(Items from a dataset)

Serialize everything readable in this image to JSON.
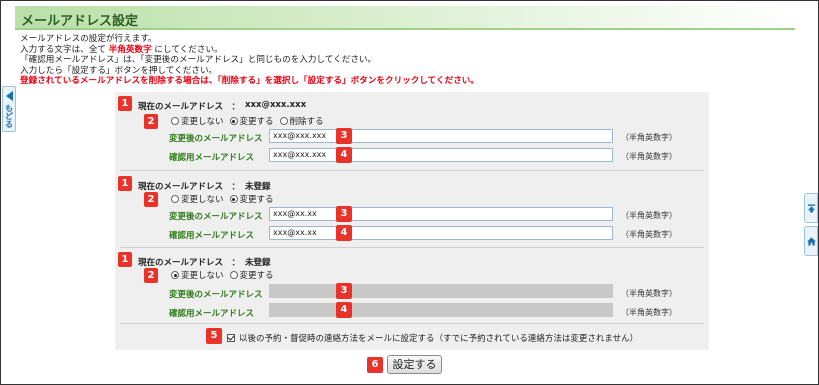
{
  "page": {
    "title": "メールアドレス設定",
    "intro_line1": "メールアドレスの設定が行えます。",
    "intro_line2_pre": "入力する文字は、全て",
    "intro_line2_em": "半角英数字",
    "intro_line2_post": "にしてください。",
    "intro_line3": "「確認用メールアドレス」は、「変更後のメールアドレス」と同じものを入力してください。",
    "intro_line4": "入力したら「設定する」ボタンを押してください。",
    "intro_warning": "登録されているメールアドレスを削除する場合は、「削除する」を選択し「設定する」ボタンをクリックしてください。"
  },
  "nav": {
    "back_label": "もどる",
    "side_top_icon": "page-top-icon",
    "side_home_icon": "home-icon"
  },
  "badges": {
    "current": "1",
    "mode": "2",
    "new_address": "3",
    "confirm_address": "4",
    "notify": "5",
    "submit": "6"
  },
  "labels": {
    "current": "現在のメールアドレス　：",
    "new_address": "変更後のメールアドレス",
    "confirm_address": "確認用メールアドレス",
    "note": "（半角英数字）",
    "opt_keep": "変更しない",
    "opt_change": "変更する",
    "opt_delete": "削除する"
  },
  "sections": [
    {
      "current_value": "xxx@xxx.xxx",
      "options": [
        "変更しない",
        "変更する",
        "削除する"
      ],
      "selected": "変更する",
      "new_value": "xxx@xxx.xxx",
      "confirm_value": "xxx@xxx.xxx",
      "disabled": false
    },
    {
      "current_value": "未登録",
      "options": [
        "変更しない",
        "変更する"
      ],
      "selected": "変更する",
      "new_value": "xxx@xx.xx",
      "confirm_value": "xxx@xx.xx",
      "disabled": false
    },
    {
      "current_value": "未登録",
      "options": [
        "変更しない",
        "変更する"
      ],
      "selected": "変更しない",
      "new_value": "",
      "confirm_value": "",
      "disabled": true
    }
  ],
  "notify": {
    "checked": true,
    "label": "以後の予約・督促時の連絡方法をメールに設定する（すでに予約されている連絡方法は変更されません）"
  },
  "submit_label": "設定する",
  "colors": {
    "badge": "#e9332a",
    "field_label": "#2e7d1a",
    "warning": "#e60012",
    "panel": "#efefef",
    "title_bar": "#b9e0a8"
  }
}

The task. Count up every line above that has the word "削除する" in it; answer with the number alone.

Solution. 3